Envoyé spécial à Lyon

C’est un lieu qui évoque Mondrian par son alternance de blanc immaculé et de couleurs vives. Une table blanche, un clavecin blanc (qui, au final, se fera cercueil), des poufs rouges et blancs aux allures de tambour - le cirque, déjà -, des balançoires et, côté jardin, une immense volière. Aux cintres, d’immenses mobiles parachèvent le côté années 70 ou 80 du décor. Kätchen et Brühlmann, mais aussi Johann et Schmidt sont des clowns. Sophie, Charlotte et leurs petites sœurs des danseuses. Werther, chemise et pantalon noir portés sous une redingote d’un jaune éclatant, est peut-être un prestidigitateur. En tout cas, c’est de sa manche qu’il sort l’immense voile rouge qui symbolise son amour pour Charlotte.

Pour sa première mise en scène, Rolando Villazón n’a pas choisi la facilité de la lecture illustrative au premier degré. Il n’est pas tombé non plus dans les travers du Regietheater à l’allemande. Une sorte de juste milieu, s’appuyant sur la transposition de l’œuvre dans un univers qui, pour n’être pas intrinsèquement original (on peut même évoquer "Les enfants du paradis") offre sur le chef-d’œuvre de Massenet un regard inhabituel. Le rire, envers des larmes ? L’amour comme prison ? On sait le ténor mexicain adepte convaincu de la psychanalyse, et nul doute que sa lecture de "Werther" y puise son fondement.

__LISTE FOURNIE__
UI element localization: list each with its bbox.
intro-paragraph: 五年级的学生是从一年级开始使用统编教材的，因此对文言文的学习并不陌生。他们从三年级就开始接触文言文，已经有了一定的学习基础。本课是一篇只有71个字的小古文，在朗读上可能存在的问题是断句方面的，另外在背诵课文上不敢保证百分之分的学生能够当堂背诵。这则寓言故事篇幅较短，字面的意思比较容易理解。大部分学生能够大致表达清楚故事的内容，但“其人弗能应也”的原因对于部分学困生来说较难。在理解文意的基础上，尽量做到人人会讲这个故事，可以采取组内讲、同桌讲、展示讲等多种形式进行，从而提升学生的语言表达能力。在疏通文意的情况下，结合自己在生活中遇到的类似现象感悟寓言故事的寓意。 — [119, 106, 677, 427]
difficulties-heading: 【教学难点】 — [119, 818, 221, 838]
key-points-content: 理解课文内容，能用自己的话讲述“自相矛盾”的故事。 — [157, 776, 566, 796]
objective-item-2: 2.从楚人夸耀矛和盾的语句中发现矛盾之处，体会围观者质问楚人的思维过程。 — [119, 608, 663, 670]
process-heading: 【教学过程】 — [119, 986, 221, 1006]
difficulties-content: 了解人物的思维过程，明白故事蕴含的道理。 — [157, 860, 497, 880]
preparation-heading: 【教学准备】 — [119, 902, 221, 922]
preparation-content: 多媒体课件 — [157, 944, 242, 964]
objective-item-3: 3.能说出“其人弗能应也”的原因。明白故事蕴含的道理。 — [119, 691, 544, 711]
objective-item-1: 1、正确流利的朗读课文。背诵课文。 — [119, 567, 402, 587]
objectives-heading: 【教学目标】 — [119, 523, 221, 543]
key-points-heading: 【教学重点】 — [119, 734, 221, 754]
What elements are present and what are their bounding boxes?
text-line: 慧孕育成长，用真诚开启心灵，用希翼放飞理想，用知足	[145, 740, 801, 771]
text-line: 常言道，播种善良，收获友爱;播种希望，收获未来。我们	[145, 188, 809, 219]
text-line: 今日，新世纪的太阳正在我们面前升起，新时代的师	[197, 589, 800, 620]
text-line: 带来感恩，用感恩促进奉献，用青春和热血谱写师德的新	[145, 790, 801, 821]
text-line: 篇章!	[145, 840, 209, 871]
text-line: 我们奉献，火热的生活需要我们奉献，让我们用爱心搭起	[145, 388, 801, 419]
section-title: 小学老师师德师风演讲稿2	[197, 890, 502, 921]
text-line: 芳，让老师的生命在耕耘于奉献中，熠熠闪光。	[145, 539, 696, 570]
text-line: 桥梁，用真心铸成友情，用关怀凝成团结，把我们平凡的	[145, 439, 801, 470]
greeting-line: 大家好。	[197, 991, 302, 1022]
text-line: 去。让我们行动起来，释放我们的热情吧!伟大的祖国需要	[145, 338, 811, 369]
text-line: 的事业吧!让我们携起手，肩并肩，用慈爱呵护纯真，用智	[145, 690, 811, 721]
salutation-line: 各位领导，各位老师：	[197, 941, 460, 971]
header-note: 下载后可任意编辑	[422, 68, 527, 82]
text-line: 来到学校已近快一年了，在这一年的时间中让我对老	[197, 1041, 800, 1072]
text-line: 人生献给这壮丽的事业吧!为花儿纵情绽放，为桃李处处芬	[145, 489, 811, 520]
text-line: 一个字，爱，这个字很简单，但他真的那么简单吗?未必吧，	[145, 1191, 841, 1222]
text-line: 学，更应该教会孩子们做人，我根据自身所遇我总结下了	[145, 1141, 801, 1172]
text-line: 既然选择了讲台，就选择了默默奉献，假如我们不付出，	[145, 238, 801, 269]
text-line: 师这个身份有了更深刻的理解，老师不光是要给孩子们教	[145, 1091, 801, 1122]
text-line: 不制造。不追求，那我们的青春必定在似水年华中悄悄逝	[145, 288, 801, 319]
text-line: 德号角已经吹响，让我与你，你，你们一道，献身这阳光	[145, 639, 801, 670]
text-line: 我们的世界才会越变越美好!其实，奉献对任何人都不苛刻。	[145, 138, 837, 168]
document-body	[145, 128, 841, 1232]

__CONSIGNE__
Pourriez-vous recopier en entier, sans rien y changer, le texte plus haut sur la mise en scène de « Werther » par Rolando Villazón ?

__RÉPONSE ATTENDUE__
Envoyé spécial à Lyon

C’est un lieu qui évoque Mondrian par son alternance de blanc immaculé et de couleurs vives. Une table blanche, un clavecin blanc (qui, au final, se fera cercueil), des poufs rouges et blancs aux allures de tambour - le cirque, déjà -, des balançoires et, côté jardin, une immense volière. Aux cintres, d’immenses mobiles parachèvent le côté années 70 ou 80 du décor. Kätchen et Brühlmann, mais aussi Johann et Schmidt sont des clowns. Sophie, Charlotte et leurs petites sœurs des danseuses. Werther, chemise et pantalon noir portés sous une redingote d’un jaune éclatant, est peut-être un prestidigitateur. En tout cas, c’est de sa manche qu’il sort l’immense voile rouge qui symbolise son amour pour Charlotte.

Pour sa première mise en scène, Rolando Villazón n’a pas choisi la facilité de la lecture illustrative au premier degré. Il n’est pas tombé non plus dans les travers du Regietheater à l’allemande. Une sorte de juste milieu, s’appuyant sur la transposition de l’œuvre dans un univers qui, pour n’être pas intrinsèquement original (on peut même évoquer "Les enfants du paradis") offre sur le chef-d’œuvre de Massenet un regard inhabituel. Le rire, envers des larmes ? L’amour comme prison ? On sait le ténor mexicain adepte convaincu de la psychanalyse, et nul doute que sa lecture de "Werther" y puise son fondement.